PROBLEM DETAILS: Bring together all lines of the material below that contain the string "heading".

(Records from a dataset)
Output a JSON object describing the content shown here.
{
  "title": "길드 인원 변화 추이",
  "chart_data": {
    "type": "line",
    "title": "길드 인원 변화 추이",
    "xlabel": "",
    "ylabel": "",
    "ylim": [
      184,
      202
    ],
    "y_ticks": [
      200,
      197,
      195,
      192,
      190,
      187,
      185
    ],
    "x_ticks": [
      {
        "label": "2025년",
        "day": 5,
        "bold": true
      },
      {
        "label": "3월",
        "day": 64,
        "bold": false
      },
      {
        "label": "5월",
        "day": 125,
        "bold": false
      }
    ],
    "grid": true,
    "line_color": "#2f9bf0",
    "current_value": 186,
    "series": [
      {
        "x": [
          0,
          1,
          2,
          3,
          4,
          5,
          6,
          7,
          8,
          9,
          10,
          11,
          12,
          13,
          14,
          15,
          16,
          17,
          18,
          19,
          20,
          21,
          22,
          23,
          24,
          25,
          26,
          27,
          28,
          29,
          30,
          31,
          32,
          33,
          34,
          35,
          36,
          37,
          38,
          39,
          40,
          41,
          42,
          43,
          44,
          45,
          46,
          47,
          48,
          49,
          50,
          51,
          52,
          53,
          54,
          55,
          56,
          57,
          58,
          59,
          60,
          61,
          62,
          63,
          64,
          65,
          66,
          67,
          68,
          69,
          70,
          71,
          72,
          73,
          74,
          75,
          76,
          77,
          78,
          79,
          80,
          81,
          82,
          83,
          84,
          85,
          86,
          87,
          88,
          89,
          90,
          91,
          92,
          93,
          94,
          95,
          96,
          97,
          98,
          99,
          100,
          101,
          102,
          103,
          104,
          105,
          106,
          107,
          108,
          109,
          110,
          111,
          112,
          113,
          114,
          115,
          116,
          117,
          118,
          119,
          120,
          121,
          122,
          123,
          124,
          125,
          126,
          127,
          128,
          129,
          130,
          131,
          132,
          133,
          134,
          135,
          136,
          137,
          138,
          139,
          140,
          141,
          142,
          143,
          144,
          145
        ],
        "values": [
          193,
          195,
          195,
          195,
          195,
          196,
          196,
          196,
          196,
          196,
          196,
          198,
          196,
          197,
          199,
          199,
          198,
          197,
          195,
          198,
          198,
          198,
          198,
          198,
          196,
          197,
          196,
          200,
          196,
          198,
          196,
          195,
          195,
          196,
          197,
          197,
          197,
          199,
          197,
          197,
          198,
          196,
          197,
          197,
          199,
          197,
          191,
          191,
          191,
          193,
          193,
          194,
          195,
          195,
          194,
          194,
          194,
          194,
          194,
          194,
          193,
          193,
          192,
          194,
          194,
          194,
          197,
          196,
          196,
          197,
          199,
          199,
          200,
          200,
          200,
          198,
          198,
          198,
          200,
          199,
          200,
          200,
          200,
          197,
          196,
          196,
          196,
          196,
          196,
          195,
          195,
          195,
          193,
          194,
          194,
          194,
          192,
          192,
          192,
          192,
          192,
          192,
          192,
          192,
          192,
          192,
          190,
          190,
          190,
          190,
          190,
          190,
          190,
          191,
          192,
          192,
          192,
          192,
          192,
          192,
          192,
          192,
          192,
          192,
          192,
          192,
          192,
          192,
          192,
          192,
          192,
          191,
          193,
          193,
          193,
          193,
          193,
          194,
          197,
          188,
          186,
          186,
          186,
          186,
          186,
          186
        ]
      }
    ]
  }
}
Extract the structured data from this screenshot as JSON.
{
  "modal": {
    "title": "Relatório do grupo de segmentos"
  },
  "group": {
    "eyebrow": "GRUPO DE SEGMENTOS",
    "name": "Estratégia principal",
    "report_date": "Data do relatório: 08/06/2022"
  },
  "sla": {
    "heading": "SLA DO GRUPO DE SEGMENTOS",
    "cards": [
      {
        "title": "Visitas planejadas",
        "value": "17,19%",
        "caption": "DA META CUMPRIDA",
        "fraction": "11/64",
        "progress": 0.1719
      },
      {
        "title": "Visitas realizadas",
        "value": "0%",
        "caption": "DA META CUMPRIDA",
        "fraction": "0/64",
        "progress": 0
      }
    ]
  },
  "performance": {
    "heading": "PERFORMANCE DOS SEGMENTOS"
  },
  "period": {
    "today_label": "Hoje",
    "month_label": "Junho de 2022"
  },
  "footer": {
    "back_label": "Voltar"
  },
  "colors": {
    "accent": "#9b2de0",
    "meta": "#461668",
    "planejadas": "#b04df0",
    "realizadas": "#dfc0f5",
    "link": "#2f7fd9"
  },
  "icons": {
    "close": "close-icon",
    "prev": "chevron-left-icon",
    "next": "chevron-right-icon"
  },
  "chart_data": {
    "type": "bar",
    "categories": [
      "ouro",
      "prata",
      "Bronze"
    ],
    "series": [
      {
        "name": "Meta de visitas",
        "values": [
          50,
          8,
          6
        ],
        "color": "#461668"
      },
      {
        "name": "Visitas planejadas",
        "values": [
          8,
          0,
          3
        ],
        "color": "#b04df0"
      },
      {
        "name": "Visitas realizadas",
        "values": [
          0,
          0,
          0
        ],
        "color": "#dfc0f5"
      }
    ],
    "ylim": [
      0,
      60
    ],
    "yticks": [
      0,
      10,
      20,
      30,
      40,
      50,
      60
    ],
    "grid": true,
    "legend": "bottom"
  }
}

WRITTEN RESPONSE:
    "heading": "SLA DO GRUPO DE SEGMENTOS",
    "heading": "PERFORMANCE DOS SEGMENTOS"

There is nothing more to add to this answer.